# The exercise:
Write out, precisely and in full, each line of the material.

####

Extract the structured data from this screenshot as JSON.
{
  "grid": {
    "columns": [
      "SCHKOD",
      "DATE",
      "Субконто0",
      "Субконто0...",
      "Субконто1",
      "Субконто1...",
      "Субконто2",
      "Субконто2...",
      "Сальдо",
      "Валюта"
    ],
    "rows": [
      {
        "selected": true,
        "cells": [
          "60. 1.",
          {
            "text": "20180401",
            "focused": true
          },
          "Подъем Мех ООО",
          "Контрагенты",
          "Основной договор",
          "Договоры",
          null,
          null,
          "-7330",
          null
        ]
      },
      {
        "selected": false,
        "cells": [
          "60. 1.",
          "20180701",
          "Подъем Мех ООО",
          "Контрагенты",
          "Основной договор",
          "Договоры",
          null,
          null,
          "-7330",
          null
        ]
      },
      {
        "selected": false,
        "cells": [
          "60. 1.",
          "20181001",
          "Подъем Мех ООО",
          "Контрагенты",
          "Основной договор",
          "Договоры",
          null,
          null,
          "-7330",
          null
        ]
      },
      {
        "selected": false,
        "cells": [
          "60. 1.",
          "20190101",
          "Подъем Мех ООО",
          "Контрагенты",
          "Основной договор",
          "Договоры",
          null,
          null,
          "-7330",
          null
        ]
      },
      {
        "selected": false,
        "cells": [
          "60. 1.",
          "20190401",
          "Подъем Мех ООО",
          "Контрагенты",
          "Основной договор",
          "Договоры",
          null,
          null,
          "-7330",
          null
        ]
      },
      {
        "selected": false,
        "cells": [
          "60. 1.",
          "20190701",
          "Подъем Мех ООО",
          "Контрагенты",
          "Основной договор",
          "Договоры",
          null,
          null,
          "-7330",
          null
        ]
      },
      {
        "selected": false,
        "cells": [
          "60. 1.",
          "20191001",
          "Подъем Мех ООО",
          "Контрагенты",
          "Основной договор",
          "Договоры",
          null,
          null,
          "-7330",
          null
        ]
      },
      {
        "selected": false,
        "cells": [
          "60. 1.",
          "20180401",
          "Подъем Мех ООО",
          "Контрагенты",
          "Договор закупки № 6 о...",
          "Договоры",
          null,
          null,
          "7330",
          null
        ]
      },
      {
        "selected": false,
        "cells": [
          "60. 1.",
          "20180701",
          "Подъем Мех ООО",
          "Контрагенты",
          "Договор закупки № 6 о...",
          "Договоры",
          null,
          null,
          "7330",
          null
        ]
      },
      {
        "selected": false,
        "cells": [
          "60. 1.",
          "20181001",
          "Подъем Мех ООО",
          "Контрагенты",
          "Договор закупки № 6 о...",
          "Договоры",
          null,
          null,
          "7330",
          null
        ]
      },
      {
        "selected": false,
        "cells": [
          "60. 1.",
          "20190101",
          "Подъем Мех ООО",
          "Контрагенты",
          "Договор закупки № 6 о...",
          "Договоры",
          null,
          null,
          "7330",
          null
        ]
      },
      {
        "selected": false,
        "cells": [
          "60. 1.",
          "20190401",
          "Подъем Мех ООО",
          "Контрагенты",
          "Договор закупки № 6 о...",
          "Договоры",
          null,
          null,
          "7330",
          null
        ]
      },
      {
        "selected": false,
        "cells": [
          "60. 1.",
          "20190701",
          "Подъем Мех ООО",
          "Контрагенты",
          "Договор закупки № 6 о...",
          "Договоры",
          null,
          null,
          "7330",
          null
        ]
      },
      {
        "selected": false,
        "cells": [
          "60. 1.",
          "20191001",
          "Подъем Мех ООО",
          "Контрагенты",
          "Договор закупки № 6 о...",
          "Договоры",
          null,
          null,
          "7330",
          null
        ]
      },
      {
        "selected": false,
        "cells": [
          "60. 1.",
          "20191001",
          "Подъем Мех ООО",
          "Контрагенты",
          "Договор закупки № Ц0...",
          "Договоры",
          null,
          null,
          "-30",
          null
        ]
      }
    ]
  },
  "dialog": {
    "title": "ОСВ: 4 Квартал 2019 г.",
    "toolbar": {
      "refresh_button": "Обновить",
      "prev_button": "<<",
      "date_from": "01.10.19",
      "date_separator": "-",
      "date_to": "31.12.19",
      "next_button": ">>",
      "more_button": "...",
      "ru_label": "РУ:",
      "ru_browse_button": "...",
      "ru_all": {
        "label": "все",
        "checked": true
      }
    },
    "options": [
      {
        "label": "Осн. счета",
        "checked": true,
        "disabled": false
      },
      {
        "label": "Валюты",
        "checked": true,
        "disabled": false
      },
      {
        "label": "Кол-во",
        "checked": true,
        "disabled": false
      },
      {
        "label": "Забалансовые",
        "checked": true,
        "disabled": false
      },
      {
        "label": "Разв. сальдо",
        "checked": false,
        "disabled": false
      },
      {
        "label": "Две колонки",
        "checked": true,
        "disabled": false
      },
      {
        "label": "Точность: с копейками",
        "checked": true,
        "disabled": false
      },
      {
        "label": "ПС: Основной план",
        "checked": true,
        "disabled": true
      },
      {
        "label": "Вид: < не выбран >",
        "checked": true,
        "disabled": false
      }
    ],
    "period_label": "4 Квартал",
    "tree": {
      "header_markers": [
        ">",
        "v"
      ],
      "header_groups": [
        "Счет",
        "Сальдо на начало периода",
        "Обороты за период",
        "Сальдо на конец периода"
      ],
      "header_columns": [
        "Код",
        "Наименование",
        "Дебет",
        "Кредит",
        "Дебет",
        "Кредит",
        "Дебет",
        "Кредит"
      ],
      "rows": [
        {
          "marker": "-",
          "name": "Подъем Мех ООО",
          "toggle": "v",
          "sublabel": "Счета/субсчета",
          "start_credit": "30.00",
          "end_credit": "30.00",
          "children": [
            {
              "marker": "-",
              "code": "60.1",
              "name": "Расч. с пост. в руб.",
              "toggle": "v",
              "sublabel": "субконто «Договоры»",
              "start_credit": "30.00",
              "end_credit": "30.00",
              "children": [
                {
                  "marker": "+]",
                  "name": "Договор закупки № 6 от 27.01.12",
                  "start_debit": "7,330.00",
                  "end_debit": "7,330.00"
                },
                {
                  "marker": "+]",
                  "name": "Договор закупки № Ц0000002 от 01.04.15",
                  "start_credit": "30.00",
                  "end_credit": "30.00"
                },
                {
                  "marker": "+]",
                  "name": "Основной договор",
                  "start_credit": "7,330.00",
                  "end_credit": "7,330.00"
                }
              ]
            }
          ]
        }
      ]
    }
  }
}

####

# Expected output:
Extract the structured data from this screenshot as JSON.
{
  "grid": {
    "columns": [
      "SCHKOD",
      "DATE",
      "Субконто0",
      "Субконто0...",
      "Субконто1",
      "Субконто1...",
      "Субконто2",
      "Субконто2...",
      "Сальдо",
      "Валюта"
    ],
    "rows": [
      {
        "selected": true,
        "cells": [
          "60. 1.",
          {
            "text": "20180401",
            "focused": true
          },
          "Подъем Мех ООО",
          "Контрагенты",
          "Основной договор",
          "Договоры",
          null,
          null,
          "-7330",
          null
        ]
      },
      {
        "selected": false,
        "cells": [
          "60. 1.",
          "20180701",
          "Подъем Мех ООО",
          "Контрагенты",
          "Основной договор",
          "Договоры",
          null,
          null,
          "-7330",
          null
        ]
      },
      {
        "selected": false,
        "cells": [
          "60. 1.",
          "20181001",
          "Подъем Мех ООО",
          "Контрагенты",
          "Основной договор",
          "Договоры",
          null,
          null,
          "-7330",
          null
        ]
      },
      {
        "selected": false,
        "cells": [
          "60. 1.",
          "20190101",
          "Подъем Мех ООО",
          "Контрагенты",
          "Основной договор",
          "Договоры",
          null,
          null,
          "-7330",
          null
        ]
      },
      {
        "selected": false,
        "cells": [
          "60. 1.",
          "20190401",
          "Подъем Мех ООО",
          "Контрагенты",
          "Основной договор",
          "Договоры",
          null,
          null,
          "-7330",
          null
        ]
      },
      {
        "selected": false,
        "cells": [
          "60. 1.",
          "20190701",
          "Подъем Мех ООО",
          "Контрагенты",
          "Основной договор",
          "Договоры",
          null,
          null,
          "-7330",
          null
        ]
      },
      {
        "selected": false,
        "cells": [
          "60. 1.",
          "20191001",
          "Подъем Мех ООО",
          "Контрагенты",
          "Основной договор",
          "Договоры",
          null,
          null,
          "-7330",
          null
        ]
      },
      {
        "selected": false,
        "cells": [
          "60. 1.",
          "20180401",
          "Подъем Мех ООО",
          "Контрагенты",
          "Договор закупки № 6 о...",
          "Договоры",
          null,
          null,
          "7330",
          null
        ]
      },
      {
        "selected": false,
        "cells": [
          "60. 1.",
          "20180701",
          "Подъем Мех ООО",
          "Контрагенты",
          "Договор закупки № 6 о...",
          "Договоры",
          null,
          null,
          "7330",
          null
        ]
      },
      {
        "selected": false,
        "cells": [
          "60. 1.",
          "20181001",
          "Подъем Мех ООО",
          "Контрагенты",
          "Договор закупки № 6 о...",
          "Договоры",
          null,
          null,
          "7330",
          null
        ]
      },
      {
        "selected": false,
        "cells": [
          "60. 1.",
          "20190101",
          "Подъем Мех ООО",
          "Контрагенты",
          "Договор закупки № 6 о...",
          "Договоры",
          null,
          null,
          "7330",
          null
        ]
      },
      {
        "selected": false,
        "cells": [
          "60. 1.",
          "20190401",
          "Подъем Мех ООО",
          "Контрагенты",
          "Договор закупки № 6 о...",
          "Договоры",
          null,
          null,
          "7330",
          null
        ]
      },
      {
        "selected": false,
        "cells": [
          "60. 1.",
          "20190701",
          "Подъем Мех ООО",
          "Контрагенты",
          "Договор закупки № 6 о...",
          "Договоры",
          null,
          null,
          "7330",
          null
        ]
      },
      {
        "selected": false,
        "cells": [
          "60. 1.",
          "20191001",
          "Подъем Мех ООО",
          "Контрагенты",
          "Договор закупки № 6 о...",
          "Договоры",
          null,
          null,
          "7330",
          null
        ]
      },
      {
        "selected": false,
        "cells": [
          "60. 1.",
          "20191001",
          "Подъем Мех ООО",
          "Контрагенты",
          "Договор закупки № Ц0...",
          "Договоры",
          null,
          null,
          "-30",
          null
        ]
      }
    ]
  },
  "dialog": {
    "title": "ОСВ: 4 Квартал 2019 г.",
    "toolbar": {
      "refresh_button": "Обновить",
      "prev_button": "<<",
      "date_from": "01.10.19",
      "date_separator": "-",
      "date_to": "31.12.19",
      "next_button": ">>",
      "more_button": "...",
      "ru_label": "РУ:",
      "ru_browse_button": "...",
      "ru_all": {
        "label": "все",
        "checked": true
      }
    },
    "options": [
      {
        "label": "Осн. счета",
        "checked": true,
        "disabled": false
      },
      {
        "label": "Валюты",
        "checked": true,
        "disabled": false
      },
      {
        "label": "Кол-во",
        "checked": true,
        "disabled": false
      },
      {
        "label": "Забалансовые",
        "checked": true,
        "disabled": false
      },
      {
        "label": "Разв. сальдо",
        "checked": false,
        "disabled": false
      },
      {
        "label": "Две колонки",
        "checked": true,
        "disabled": false
      },
      {
        "label": "Точность: с копейками",
        "checked": true,
        "disabled": false
      },
      {
        "label": "ПС: Основной план",
        "checked": true,
        "disabled": true
      },
      {
        "label": "Вид: < не выбран >",
        "checked": true,
        "disabled": false
      }
    ],
    "period_label": "4 Квартал",
    "tree": {
      "header_markers": [
        ">",
        "v"
      ],
      "header_groups": [
        "Счет",
        "Сальдо на начало периода",
        "Обороты за период",
        "Сальдо на конец периода"
      ],
      "header_columns": [
        "Код",
        "Наименование",
        "Дебет",
        "Кредит",
        "Дебет",
        "Кредит",
        "Дебет",
        "Кредит"
      ],
      "rows": [
        {
          "marker": "-",
          "name": "Подъем Мех ООО",
          "toggle": "v",
          "sublabel": "Счета/субсчета",
          "start_credit": "30.00",
          "end_credit": "30.00",
          "children": [
            {
              "marker": "-",
              "code": "60.1",
              "name": "Расч. с пост. в руб.",
              "toggle": "v",
              "sublabel": "субконто «Договоры»",
              "start_credit": "30.00",
              "end_credit": "30.00",
              "children": [
                {
                  "marker": "+]",
                  "name": "Договор закупки № 6 от 27.01.12",
                  "start_debit": "7,330.00",
                  "end_debit": "7,330.00"
                },
                {
                  "marker": "+]",
                  "name": "Договор закупки № Ц0000002 от 01.04.15",
                  "start_credit": "30.00",
                  "end_credit": "30.00"
                },
                {
                  "marker": "+]",
                  "name": "Основной договор",
                  "start_credit": "7,330.00",
                  "end_credit": "7,330.00"
                }
              ]
            }
          ]
        }
      ]
    }
  }
}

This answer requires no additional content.